(Dataset records)
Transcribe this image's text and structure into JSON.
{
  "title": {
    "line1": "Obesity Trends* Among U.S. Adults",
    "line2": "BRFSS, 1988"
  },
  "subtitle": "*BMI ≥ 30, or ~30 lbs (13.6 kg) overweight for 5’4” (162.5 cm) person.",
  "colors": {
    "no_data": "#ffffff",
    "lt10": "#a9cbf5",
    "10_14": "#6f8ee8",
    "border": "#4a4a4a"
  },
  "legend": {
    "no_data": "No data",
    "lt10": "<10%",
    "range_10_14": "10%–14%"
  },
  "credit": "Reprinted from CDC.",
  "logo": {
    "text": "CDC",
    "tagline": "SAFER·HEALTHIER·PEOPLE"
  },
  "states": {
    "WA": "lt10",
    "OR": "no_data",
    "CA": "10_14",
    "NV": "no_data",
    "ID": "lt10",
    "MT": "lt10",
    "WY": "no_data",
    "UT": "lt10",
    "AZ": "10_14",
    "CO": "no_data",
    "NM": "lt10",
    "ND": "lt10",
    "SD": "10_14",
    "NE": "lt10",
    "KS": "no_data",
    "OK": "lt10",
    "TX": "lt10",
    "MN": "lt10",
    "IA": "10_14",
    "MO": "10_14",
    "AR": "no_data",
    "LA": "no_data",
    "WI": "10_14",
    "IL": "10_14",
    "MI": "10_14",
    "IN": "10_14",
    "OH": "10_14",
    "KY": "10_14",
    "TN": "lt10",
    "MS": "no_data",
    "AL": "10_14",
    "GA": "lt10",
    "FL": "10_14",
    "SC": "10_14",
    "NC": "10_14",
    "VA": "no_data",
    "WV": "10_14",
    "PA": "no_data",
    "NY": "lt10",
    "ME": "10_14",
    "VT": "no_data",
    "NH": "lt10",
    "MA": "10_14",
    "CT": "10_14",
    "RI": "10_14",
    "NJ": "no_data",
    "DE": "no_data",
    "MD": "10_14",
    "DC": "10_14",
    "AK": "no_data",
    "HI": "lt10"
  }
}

Job:
Please reproduce all of the entries exactly as they stand.

Answer to the problem:
Transcribe this image's text and structure into JSON.
{
  "title": {
    "line1": "Obesity Trends* Among U.S. Adults",
    "line2": "BRFSS, 1988"
  },
  "subtitle": "*BMI ≥ 30, or ~30 lbs (13.6 kg) overweight for 5’4” (162.5 cm) person.",
  "colors": {
    "no_data": "#ffffff",
    "lt10": "#a9cbf5",
    "10_14": "#6f8ee8",
    "border": "#4a4a4a"
  },
  "legend": {
    "no_data": "No data",
    "lt10": "<10%",
    "range_10_14": "10%–14%"
  },
  "credit": "Reprinted from CDC.",
  "logo": {
    "text": "CDC",
    "tagline": "SAFER·HEALTHIER·PEOPLE"
  },
  "states": {
    "WA": "lt10",
    "OR": "no_data",
    "CA": "10_14",
    "NV": "no_data",
    "ID": "lt10",
    "MT": "lt10",
    "WY": "no_data",
    "UT": "lt10",
    "AZ": "10_14",
    "CO": "no_data",
    "NM": "lt10",
    "ND": "lt10",
    "SD": "10_14",
    "NE": "lt10",
    "KS": "no_data",
    "OK": "lt10",
    "TX": "lt10",
    "MN": "lt10",
    "IA": "10_14",
    "MO": "10_14",
    "AR": "no_data",
    "LA": "no_data",
    "WI": "10_14",
    "IL": "10_14",
    "MI": "10_14",
    "IN": "10_14",
    "OH": "10_14",
    "KY": "10_14",
    "TN": "lt10",
    "MS": "no_data",
    "AL": "10_14",
    "GA": "lt10",
    "FL": "10_14",
    "SC": "10_14",
    "NC": "10_14",
    "VA": "no_data",
    "WV": "10_14",
    "PA": "no_data",
    "NY": "lt10",
    "ME": "10_14",
    "VT": "no_data",
    "NH": "lt10",
    "MA": "10_14",
    "CT": "10_14",
    "RI": "10_14",
    "NJ": "no_data",
    "DE": "no_data",
    "MD": "10_14",
    "DC": "10_14",
    "AK": "no_data",
    "HI": "lt10"
  }
}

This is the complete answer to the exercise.